- _Extract to read_:

_ _ _ _ _

Now, please don’t think that I said “professional” to disparage Ms. Hedlund’s blog. I didn’t. I really appreciated what she had to say. And with her words in mind, I went through all my old blogs here, and edited. Most horrifying were the spelling errors. Let’s not lie. I am the worst speller, ever. Honestly. Watch my tweets- about 25% of the time, I’ll spell writing, writting. I know that this is not right, but I do it anyway. I don’t spell check as thoroughly as I should. And even when I do, I miss things. Embarrassing? You bet. Fixable? Absolutely.

So, the apology. For subjecting you to poor spelling and grammar, I apologize.  And as for the rest? Well, let’s just say I will try to be myself a little more, and worry about everything else a little less.

_ _ _ _ _

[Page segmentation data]
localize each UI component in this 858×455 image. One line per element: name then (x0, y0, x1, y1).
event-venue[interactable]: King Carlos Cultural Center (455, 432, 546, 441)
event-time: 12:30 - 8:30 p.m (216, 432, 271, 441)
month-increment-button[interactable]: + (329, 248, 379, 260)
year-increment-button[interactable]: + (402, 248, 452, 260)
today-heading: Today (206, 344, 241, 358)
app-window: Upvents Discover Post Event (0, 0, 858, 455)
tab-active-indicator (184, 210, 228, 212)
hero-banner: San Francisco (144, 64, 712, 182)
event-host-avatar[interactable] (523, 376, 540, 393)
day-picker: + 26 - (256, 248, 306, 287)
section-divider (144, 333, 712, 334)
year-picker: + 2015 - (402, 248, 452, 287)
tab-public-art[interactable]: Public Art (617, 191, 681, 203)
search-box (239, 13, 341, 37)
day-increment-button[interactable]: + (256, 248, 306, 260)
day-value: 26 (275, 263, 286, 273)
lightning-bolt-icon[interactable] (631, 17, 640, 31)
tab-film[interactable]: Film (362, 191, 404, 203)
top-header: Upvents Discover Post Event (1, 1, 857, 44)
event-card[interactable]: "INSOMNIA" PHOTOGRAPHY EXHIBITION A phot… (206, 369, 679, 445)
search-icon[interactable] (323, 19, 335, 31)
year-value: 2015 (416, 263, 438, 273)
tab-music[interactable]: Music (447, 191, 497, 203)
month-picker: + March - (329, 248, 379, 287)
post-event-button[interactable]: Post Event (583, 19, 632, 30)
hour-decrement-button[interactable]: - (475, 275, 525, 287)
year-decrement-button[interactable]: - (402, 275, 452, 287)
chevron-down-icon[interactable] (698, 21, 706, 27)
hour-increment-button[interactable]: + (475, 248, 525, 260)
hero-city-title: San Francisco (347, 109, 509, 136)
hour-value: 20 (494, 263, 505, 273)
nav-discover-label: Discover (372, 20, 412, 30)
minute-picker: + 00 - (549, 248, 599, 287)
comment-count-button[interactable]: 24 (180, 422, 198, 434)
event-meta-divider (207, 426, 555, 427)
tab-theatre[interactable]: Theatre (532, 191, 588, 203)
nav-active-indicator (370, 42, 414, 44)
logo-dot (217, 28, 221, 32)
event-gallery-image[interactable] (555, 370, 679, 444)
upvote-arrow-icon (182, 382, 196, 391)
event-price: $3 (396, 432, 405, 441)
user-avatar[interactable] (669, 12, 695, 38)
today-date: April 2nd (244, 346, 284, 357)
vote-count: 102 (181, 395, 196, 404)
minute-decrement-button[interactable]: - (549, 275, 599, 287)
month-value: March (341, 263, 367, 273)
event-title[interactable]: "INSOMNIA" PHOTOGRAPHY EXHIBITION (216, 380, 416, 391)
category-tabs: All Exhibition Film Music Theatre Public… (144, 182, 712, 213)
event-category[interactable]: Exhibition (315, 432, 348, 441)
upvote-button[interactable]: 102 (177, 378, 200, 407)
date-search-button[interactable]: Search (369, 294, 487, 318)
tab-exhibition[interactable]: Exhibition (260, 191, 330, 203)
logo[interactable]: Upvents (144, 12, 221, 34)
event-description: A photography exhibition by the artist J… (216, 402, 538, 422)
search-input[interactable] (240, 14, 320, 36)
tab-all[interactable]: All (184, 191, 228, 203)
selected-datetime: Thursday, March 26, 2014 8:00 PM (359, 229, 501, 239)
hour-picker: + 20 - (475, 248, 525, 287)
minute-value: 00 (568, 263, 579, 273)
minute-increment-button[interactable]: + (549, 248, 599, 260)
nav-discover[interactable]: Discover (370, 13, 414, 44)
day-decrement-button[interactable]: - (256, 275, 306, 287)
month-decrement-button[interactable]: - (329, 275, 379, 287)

_ _ _ _ _

Pull out the full blog excerpt about spelling errors and the apology, reproducing every word and punctuation mark unchanged.

Now, please don’t think that I said “professional” to disparage Ms. Hedlund’s blog. I didn’t. I really appreciated what she had to say. And with her words in mind, I went through all my old blogs here, and edited. Most horrifying were the spelling errors. Let’s not lie. I am the worst speller, ever. Honestly. Watch my tweets- about 25% of the time, I’ll spell writing, writting. I know that this is not right, but I do it anyway. I don’t spell check as thoroughly as I should. And even when I do, I miss things. Embarrassing? You bet. Fixable? Absolutely.

So, the apology. For subjecting you to poor spelling and grammar, I apologize.  And as for the rest? Well, let’s just say I will try to be myself a little more, and worry about everything else a little less.